#### EXERCISE
Print every entry, word for word, and skip the images.

>>>>>

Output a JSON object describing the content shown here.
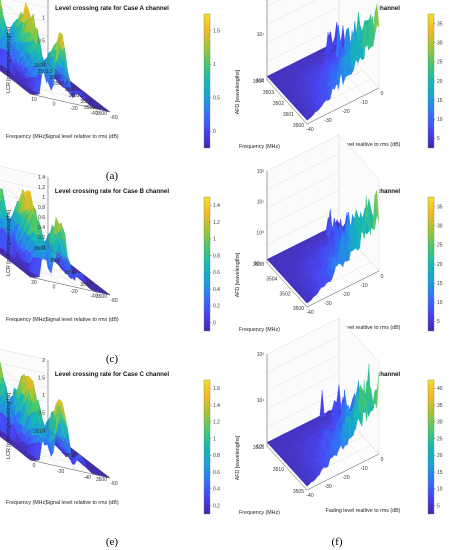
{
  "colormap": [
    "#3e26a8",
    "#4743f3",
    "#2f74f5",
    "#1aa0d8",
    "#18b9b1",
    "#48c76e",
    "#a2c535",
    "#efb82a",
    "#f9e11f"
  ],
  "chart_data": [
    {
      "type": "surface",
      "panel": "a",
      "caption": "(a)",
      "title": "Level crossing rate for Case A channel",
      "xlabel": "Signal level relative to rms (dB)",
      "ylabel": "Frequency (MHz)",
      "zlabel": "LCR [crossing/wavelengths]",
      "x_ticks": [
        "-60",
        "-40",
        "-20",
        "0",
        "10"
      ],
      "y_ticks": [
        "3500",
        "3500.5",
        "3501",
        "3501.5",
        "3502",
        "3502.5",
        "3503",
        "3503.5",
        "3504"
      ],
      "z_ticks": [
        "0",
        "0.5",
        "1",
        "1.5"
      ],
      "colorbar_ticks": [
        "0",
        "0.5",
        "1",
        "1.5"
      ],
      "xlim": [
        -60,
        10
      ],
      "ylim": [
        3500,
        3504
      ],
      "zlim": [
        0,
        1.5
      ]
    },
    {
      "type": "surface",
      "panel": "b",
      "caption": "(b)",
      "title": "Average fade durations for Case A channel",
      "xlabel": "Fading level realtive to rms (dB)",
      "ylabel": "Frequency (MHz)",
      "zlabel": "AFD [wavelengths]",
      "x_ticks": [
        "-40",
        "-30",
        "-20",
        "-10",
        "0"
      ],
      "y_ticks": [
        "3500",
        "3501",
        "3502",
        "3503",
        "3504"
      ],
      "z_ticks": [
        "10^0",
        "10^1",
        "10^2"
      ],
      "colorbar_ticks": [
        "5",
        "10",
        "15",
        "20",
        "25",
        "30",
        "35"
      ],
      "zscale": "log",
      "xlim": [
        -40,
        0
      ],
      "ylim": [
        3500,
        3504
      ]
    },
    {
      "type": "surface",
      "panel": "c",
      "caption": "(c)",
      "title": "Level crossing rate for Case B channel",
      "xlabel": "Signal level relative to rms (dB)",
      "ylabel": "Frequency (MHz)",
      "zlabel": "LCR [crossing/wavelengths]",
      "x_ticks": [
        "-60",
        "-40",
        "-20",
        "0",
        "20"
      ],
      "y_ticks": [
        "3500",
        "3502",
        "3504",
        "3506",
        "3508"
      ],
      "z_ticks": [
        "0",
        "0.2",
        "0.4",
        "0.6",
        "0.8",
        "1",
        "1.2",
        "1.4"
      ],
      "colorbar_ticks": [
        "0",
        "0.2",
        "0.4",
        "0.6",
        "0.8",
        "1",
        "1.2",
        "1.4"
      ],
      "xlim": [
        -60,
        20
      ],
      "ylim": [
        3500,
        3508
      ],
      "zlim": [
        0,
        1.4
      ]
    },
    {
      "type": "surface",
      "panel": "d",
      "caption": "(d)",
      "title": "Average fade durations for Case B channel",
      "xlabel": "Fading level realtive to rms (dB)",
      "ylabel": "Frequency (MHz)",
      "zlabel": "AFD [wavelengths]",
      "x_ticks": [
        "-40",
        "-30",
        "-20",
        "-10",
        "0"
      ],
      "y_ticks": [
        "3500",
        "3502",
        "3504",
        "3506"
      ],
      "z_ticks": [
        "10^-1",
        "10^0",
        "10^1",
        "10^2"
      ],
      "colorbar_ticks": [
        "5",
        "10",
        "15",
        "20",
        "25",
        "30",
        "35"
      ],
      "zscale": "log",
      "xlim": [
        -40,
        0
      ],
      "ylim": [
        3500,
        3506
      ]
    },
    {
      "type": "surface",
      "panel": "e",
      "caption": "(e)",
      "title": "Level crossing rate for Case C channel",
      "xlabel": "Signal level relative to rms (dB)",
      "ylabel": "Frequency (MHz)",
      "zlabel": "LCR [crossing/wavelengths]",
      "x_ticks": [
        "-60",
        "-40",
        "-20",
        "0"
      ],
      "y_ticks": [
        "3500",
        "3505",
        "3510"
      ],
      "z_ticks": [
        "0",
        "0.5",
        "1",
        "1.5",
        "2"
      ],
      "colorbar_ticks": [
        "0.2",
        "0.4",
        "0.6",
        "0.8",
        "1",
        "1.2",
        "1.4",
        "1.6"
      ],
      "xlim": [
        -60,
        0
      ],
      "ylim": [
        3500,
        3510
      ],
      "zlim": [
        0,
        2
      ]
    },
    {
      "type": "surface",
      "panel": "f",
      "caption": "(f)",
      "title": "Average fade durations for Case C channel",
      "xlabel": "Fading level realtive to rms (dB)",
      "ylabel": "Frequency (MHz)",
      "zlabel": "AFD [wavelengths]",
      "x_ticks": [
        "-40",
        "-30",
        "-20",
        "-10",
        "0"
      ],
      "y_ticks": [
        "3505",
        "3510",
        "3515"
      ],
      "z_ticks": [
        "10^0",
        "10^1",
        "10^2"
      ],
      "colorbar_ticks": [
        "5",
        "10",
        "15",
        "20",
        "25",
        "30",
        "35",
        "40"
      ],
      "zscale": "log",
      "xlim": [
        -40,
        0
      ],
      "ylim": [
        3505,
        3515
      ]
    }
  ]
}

<<<<<

#### EXPECTED ANSWER
Output a JSON object describing the content shown here.
{
  "colormap": [
    "#3e26a8",
    "#4743f3",
    "#2f74f5",
    "#1aa0d8",
    "#18b9b1",
    "#48c76e",
    "#a2c535",
    "#efb82a",
    "#f9e11f"
  ],
  "chart_data": [
    {
      "type": "surface",
      "panel": "a",
      "caption": "(a)",
      "title": "Level crossing rate for Case A channel",
      "xlabel": "Signal level relative to rms (dB)",
      "ylabel": "Frequency (MHz)",
      "zlabel": "LCR [crossing/wavelengths]",
      "x_ticks": [
        "-60",
        "-40",
        "-20",
        "0",
        "10"
      ],
      "y_ticks": [
        "3500",
        "3500.5",
        "3501",
        "3501.5",
        "3502",
        "3502.5",
        "3503",
        "3503.5",
        "3504"
      ],
      "z_ticks": [
        "0",
        "0.5",
        "1",
        "1.5"
      ],
      "colorbar_ticks": [
        "0",
        "0.5",
        "1",
        "1.5"
      ],
      "xlim": [
        -60,
        10
      ],
      "ylim": [
        3500,
        3504
      ],
      "zlim": [
        0,
        1.5
      ]
    },
    {
      "type": "surface",
      "panel": "b",
      "caption": "(b)",
      "title": "Average fade durations for Case A channel",
      "xlabel": "Fading level realtive to rms (dB)",
      "ylabel": "Frequency (MHz)",
      "zlabel": "AFD [wavelengths]",
      "x_ticks": [
        "-40",
        "-30",
        "-20",
        "-10",
        "0"
      ],
      "y_ticks": [
        "3500",
        "3501",
        "3502",
        "3503",
        "3504"
      ],
      "z_ticks": [
        "10^0",
        "10^1",
        "10^2"
      ],
      "colorbar_ticks": [
        "5",
        "10",
        "15",
        "20",
        "25",
        "30",
        "35"
      ],
      "zscale": "log",
      "xlim": [
        -40,
        0
      ],
      "ylim": [
        3500,
        3504
      ]
    },
    {
      "type": "surface",
      "panel": "c",
      "caption": "(c)",
      "title": "Level crossing rate for Case B channel",
      "xlabel": "Signal level relative to rms (dB)",
      "ylabel": "Frequency (MHz)",
      "zlabel": "LCR [crossing/wavelengths]",
      "x_ticks": [
        "-60",
        "-40",
        "-20",
        "0",
        "20"
      ],
      "y_ticks": [
        "3500",
        "3502",
        "3504",
        "3506",
        "3508"
      ],
      "z_ticks": [
        "0",
        "0.2",
        "0.4",
        "0.6",
        "0.8",
        "1",
        "1.2",
        "1.4"
      ],
      "colorbar_ticks": [
        "0",
        "0.2",
        "0.4",
        "0.6",
        "0.8",
        "1",
        "1.2",
        "1.4"
      ],
      "xlim": [
        -60,
        20
      ],
      "ylim": [
        3500,
        3508
      ],
      "zlim": [
        0,
        1.4
      ]
    },
    {
      "type": "surface",
      "panel": "d",
      "caption": "(d)",
      "title": "Average fade durations for Case B channel",
      "xlabel": "Fading level realtive to rms (dB)",
      "ylabel": "Frequency (MHz)",
      "zlabel": "AFD [wavelengths]",
      "x_ticks": [
        "-40",
        "-30",
        "-20",
        "-10",
        "0"
      ],
      "y_ticks": [
        "3500",
        "3502",
        "3504",
        "3506"
      ],
      "z_ticks": [
        "10^-1",
        "10^0",
        "10^1",
        "10^2"
      ],
      "colorbar_ticks": [
        "5",
        "10",
        "15",
        "20",
        "25",
        "30",
        "35"
      ],
      "zscale": "log",
      "xlim": [
        -40,
        0
      ],
      "ylim": [
        3500,
        3506
      ]
    },
    {
      "type": "surface",
      "panel": "e",
      "caption": "(e)",
      "title": "Level crossing rate for Case C channel",
      "xlabel": "Signal level relative to rms (dB)",
      "ylabel": "Frequency (MHz)",
      "zlabel": "LCR [crossing/wavelengths]",
      "x_ticks": [
        "-60",
        "-40",
        "-20",
        "0"
      ],
      "y_ticks": [
        "3500",
        "3505",
        "3510"
      ],
      "z_ticks": [
        "0",
        "0.5",
        "1",
        "1.5",
        "2"
      ],
      "colorbar_ticks": [
        "0.2",
        "0.4",
        "0.6",
        "0.8",
        "1",
        "1.2",
        "1.4",
        "1.6"
      ],
      "xlim": [
        -60,
        0
      ],
      "ylim": [
        3500,
        3510
      ],
      "zlim": [
        0,
        2
      ]
    },
    {
      "type": "surface",
      "panel": "f",
      "caption": "(f)",
      "title": "Average fade durations for Case C channel",
      "xlabel": "Fading level realtive to rms (dB)",
      "ylabel": "Frequency (MHz)",
      "zlabel": "AFD [wavelengths]",
      "x_ticks": [
        "-40",
        "-30",
        "-20",
        "-10",
        "0"
      ],
      "y_ticks": [
        "3505",
        "3510",
        "3515"
      ],
      "z_ticks": [
        "10^0",
        "10^1",
        "10^2"
      ],
      "colorbar_ticks": [
        "5",
        "10",
        "15",
        "20",
        "25",
        "30",
        "35",
        "40"
      ],
      "zscale": "log",
      "xlim": [
        -40,
        0
      ],
      "ylim": [
        3505,
        3515
      ]
    }
  ]
}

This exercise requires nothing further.